§ **Stored entries**
+===+

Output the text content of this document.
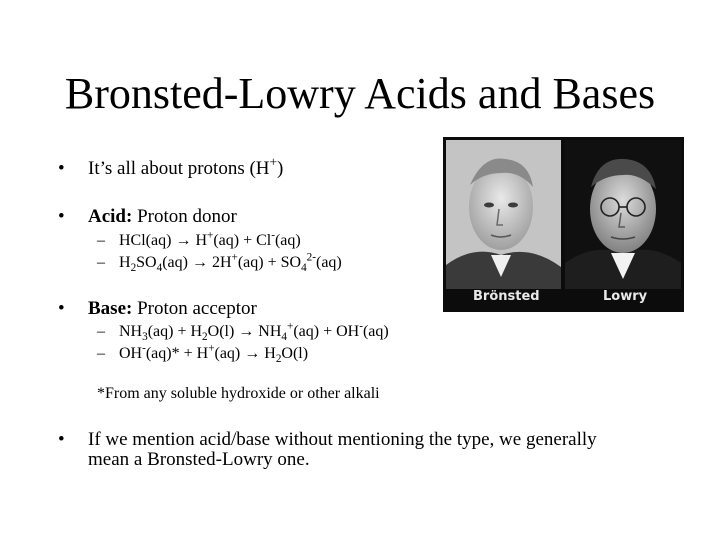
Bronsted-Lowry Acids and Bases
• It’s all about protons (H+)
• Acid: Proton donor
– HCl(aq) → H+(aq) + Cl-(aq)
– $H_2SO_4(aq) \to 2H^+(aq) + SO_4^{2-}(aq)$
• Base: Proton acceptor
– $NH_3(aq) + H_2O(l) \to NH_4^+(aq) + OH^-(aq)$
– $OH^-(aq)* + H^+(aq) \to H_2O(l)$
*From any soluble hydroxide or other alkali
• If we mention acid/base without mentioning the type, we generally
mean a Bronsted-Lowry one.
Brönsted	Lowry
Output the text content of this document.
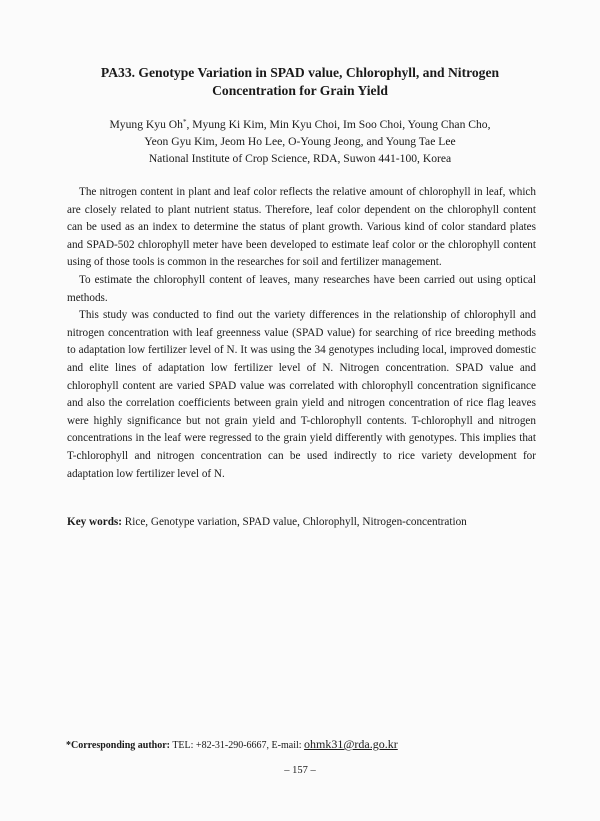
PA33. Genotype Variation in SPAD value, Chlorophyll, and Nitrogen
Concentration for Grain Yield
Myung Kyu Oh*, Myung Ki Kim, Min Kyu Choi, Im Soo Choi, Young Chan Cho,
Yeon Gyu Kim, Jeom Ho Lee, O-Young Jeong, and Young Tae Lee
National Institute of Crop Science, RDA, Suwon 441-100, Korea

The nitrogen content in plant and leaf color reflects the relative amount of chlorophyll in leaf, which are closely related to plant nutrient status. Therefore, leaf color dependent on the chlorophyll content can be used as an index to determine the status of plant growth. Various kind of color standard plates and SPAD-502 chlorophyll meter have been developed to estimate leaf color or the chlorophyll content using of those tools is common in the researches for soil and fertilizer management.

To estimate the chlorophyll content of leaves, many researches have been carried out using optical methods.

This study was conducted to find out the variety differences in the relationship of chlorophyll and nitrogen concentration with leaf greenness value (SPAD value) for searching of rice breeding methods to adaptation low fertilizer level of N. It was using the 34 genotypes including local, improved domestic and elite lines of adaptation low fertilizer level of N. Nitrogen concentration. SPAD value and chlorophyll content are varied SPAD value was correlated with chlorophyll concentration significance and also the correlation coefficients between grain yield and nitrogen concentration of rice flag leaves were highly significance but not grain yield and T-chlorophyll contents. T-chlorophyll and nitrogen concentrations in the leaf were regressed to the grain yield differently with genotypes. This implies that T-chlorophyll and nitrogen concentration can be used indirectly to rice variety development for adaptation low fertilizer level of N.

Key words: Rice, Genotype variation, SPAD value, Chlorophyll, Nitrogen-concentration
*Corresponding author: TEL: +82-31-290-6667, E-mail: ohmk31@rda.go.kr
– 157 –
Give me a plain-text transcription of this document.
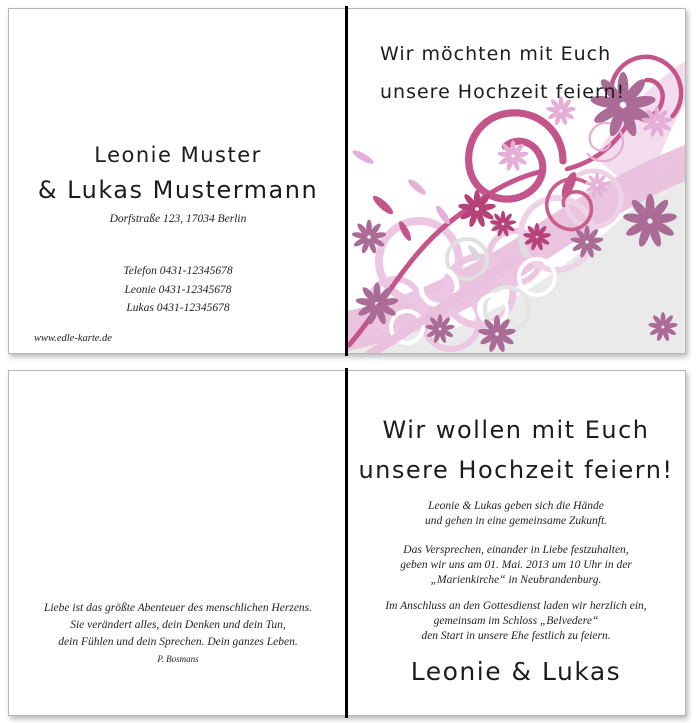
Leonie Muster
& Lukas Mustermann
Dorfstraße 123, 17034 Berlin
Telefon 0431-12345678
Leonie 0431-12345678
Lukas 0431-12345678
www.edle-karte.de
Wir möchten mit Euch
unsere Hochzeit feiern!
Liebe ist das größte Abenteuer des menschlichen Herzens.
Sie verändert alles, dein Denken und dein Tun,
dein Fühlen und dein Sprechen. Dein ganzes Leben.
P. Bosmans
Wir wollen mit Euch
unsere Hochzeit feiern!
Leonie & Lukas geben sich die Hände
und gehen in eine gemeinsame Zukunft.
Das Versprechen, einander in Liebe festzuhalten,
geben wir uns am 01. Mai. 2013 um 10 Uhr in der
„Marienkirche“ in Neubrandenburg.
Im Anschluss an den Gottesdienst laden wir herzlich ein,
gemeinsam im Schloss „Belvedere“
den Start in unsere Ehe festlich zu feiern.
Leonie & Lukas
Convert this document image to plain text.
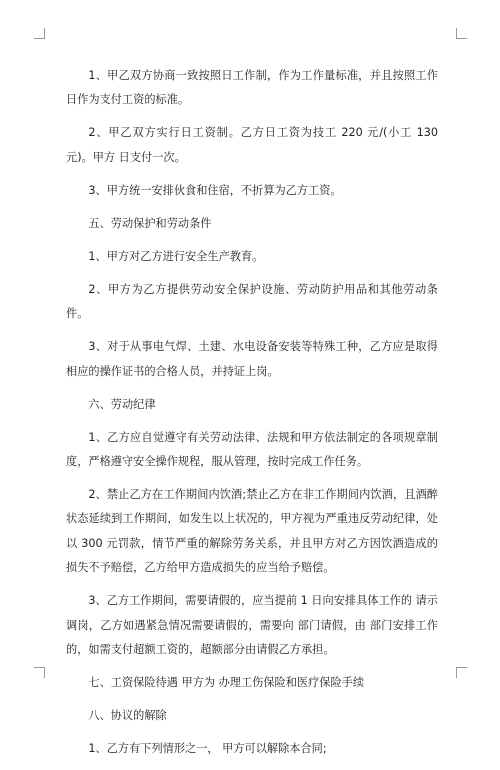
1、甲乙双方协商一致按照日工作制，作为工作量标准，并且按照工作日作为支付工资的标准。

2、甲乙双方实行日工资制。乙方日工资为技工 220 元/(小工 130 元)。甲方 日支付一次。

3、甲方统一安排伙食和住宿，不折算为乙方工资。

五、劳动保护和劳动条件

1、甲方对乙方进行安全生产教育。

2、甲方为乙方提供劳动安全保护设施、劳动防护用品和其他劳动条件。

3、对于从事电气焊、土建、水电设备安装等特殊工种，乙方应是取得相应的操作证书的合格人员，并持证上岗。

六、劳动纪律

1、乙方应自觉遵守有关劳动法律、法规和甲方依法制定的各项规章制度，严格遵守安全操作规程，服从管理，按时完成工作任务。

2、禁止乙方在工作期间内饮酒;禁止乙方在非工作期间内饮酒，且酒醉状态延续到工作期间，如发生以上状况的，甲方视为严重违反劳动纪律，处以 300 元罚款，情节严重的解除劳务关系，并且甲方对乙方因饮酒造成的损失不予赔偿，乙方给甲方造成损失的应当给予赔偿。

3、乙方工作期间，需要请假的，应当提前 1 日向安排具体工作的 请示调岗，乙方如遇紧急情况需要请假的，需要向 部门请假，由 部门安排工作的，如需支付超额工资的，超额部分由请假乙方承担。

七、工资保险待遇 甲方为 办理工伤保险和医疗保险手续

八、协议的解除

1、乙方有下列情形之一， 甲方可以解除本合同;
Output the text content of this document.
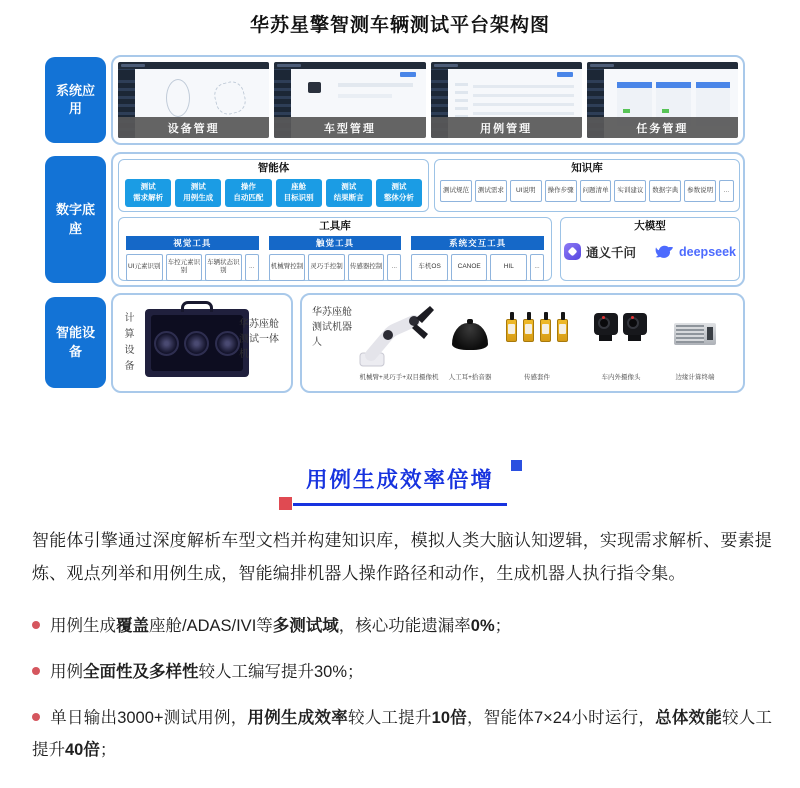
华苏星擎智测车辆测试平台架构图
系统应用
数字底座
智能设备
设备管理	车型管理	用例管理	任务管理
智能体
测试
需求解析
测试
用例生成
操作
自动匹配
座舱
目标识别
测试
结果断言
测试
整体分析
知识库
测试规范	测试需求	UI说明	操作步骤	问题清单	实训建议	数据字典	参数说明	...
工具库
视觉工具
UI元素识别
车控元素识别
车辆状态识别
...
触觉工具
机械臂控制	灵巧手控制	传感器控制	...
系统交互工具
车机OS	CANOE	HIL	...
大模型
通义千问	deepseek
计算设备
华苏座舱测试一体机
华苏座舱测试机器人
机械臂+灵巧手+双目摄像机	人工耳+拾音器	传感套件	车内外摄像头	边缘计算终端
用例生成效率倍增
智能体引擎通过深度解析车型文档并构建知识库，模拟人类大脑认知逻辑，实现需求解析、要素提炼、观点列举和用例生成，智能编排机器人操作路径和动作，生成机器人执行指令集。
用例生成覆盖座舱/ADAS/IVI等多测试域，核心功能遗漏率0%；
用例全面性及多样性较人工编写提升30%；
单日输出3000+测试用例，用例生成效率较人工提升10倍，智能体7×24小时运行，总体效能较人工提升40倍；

+===+

§ **Set task**
All records above are to be printed exactly, minus the pictures they contain.

§ **Reply to the exercise**
Output the text content of this document.
Bronsted-Lowry Acids and Bases
• It’s all about protons (H+)
• Acid: Proton donor
– HCl(aq) → H+(aq) + Cl-(aq)
– $H_2SO_4(aq) \to 2H^+(aq) + SO_4^{2-}(aq)$
• Base: Proton acceptor
– $NH_3(aq) + H_2O(l) \to NH_4^+(aq) + OH^-(aq)$
– $OH^-(aq)* + H^+(aq) \to H_2O(l)$
*From any soluble hydroxide or other alkali
• If we mention acid/base without mentioning the type, we generally
mean a Bronsted-Lowry one.
Brönsted	Lowry
Output the text content of this document.
PA33. Genotype Variation in SPAD value, Chlorophyll, and Nitrogen
Concentration for Grain Yield
Myung Kyu Oh*, Myung Ki Kim, Min Kyu Choi, Im Soo Choi, Young Chan Cho,
Yeon Gyu Kim, Jeom Ho Lee, O-Young Jeong, and Young Tae Lee
National Institute of Crop Science, RDA, Suwon 441-100, Korea

The nitrogen content in plant and leaf color reflects the relative amount of chlorophyll in leaf, which are closely related to plant nutrient status. Therefore, leaf color dependent on the chlorophyll content can be used as an index to determine the status of plant growth. Various kind of color standard plates and SPAD-502 chlorophyll meter have been developed to estimate leaf color or the chlorophyll content using of those tools is common in the researches for soil and fertilizer management.

To estimate the chlorophyll content of leaves, many researches have been carried out using optical methods.

This study was conducted to find out the variety differences in the relationship of chlorophyll and nitrogen concentration with leaf greenness value (SPAD value) for searching of rice breeding methods to adaptation low fertilizer level of N. It was using the 34 genotypes including local, improved domestic and elite lines of adaptation low fertilizer level of N. Nitrogen concentration. SPAD value and chlorophyll content are varied SPAD value was correlated with chlorophyll concentration significance and also the correlation coefficients between grain yield and nitrogen concentration of rice flag leaves were highly significance but not grain yield and T-chlorophyll contents. T-chlorophyll and nitrogen concentrations in the leaf were regressed to the grain yield differently with genotypes. This implies that T-chlorophyll and nitrogen concentration can be used indirectly to rice variety development for adaptation low fertilizer level of N.

Key words: Rice, Genotype variation, SPAD value, Chlorophyll, Nitrogen-concentration
*Corresponding author: TEL: +82-31-290-6667, E-mail: ohmk31@rda.go.kr
– 157 –
Give me a plain-text transcription of this document.
Leonie Muster
& Lukas Mustermann
Dorfstraße 123, 17034 Berlin
Telefon 0431-12345678
Leonie 0431-12345678
Lukas 0431-12345678
www.edle-karte.de
Wir möchten mit Euch
unsere Hochzeit feiern!
Liebe ist das größte Abenteuer des menschlichen Herzens.
Sie verändert alles, dein Denken und dein Tun,
dein Fühlen und dein Sprechen. Dein ganzes Leben.
P. Bosmans
Wir wollen mit Euch
unsere Hochzeit feiern!
Leonie & Lukas geben sich die Hände
und gehen in eine gemeinsame Zukunft.
Das Versprechen, einander in Liebe festzuhalten,
geben wir uns am 01. Mai. 2013 um 10 Uhr in der
„Marienkirche“ in Neubrandenburg.
Im Anschluss an den Gottesdienst laden wir herzlich ein,
gemeinsam im Schloss „Belvedere“
den Start in unsere Ehe festlich zu feiern.
Leonie & Lukas
Convert this document image to plain text.
1、甲乙双方协商一致按照日工作制，作为工作量标准，并且按照工作日作为支付工资的标准。

2、甲乙双方实行日工资制。乙方日工资为技工 220 元/(小工 130 元)。甲方 日支付一次。

3、甲方统一安排伙食和住宿，不折算为乙方工资。

五、劳动保护和劳动条件

1、甲方对乙方进行安全生产教育。

2、甲方为乙方提供劳动安全保护设施、劳动防护用品和其他劳动条件。

3、对于从事电气焊、土建、水电设备安装等特殊工种，乙方应是取得相应的操作证书的合格人员，并持证上岗。

六、劳动纪律

1、乙方应自觉遵守有关劳动法律、法规和甲方依法制定的各项规章制度，严格遵守安全操作规程，服从管理，按时完成工作任务。

2、禁止乙方在工作期间内饮酒;禁止乙方在非工作期间内饮酒，且酒醉状态延续到工作期间，如发生以上状况的，甲方视为严重违反劳动纪律，处以 300 元罚款，情节严重的解除劳务关系，并且甲方对乙方因饮酒造成的损失不予赔偿，乙方给甲方造成损失的应当给予赔偿。

3、乙方工作期间，需要请假的，应当提前 1 日向安排具体工作的 请示调岗，乙方如遇紧急情况需要请假的，需要向 部门请假，由 部门安排工作的，如需支付超额工资的，超额部分由请假乙方承担。

七、工资保险待遇 甲方为 办理工伤保险和医疗保险手续

八、协议的解除

1、乙方有下列情形之一， 甲方可以解除本合同;
Output the text content of this document.
华苏星擎智测车辆测试平台架构图
系统应用
数字底座
智能设备
设备管理	车型管理	用例管理	任务管理
智能体
测试
需求解析
测试
用例生成
操作
自动匹配
座舱
目标识别
测试
结果断言
测试
整体分析
知识库
测试规范	测试需求	UI说明	操作步骤	问题清单	实训建议	数据字典	参数说明	...
工具库
视觉工具
UI元素识别
车控元素识别
车辆状态识别
...
触觉工具
机械臂控制	灵巧手控制	传感器控制	...
系统交互工具
车机OS	CANOE	HIL	...
大模型
通义千问	deepseek
计算设备
华苏座舱测试一体机
华苏座舱测试机器人
机械臂+灵巧手+双目摄像机	人工耳+拾音器	传感套件	车内外摄像头	边缘计算终端
用例生成效率倍增
智能体引擎通过深度解析车型文档并构建知识库，模拟人类大脑认知逻辑，实现需求解析、要素提炼、观点列举和用例生成，智能编排机器人操作路径和动作，生成机器人执行指令集。
用例生成覆盖座舱/ADAS/IVI等多测试域，核心功能遗漏率0%；
用例全面性及多样性较人工编写提升30%；
单日输出3000+测试用例，用例生成效率较人工提升10倍，智能体7×24小时运行，总体效能较人工提升40倍；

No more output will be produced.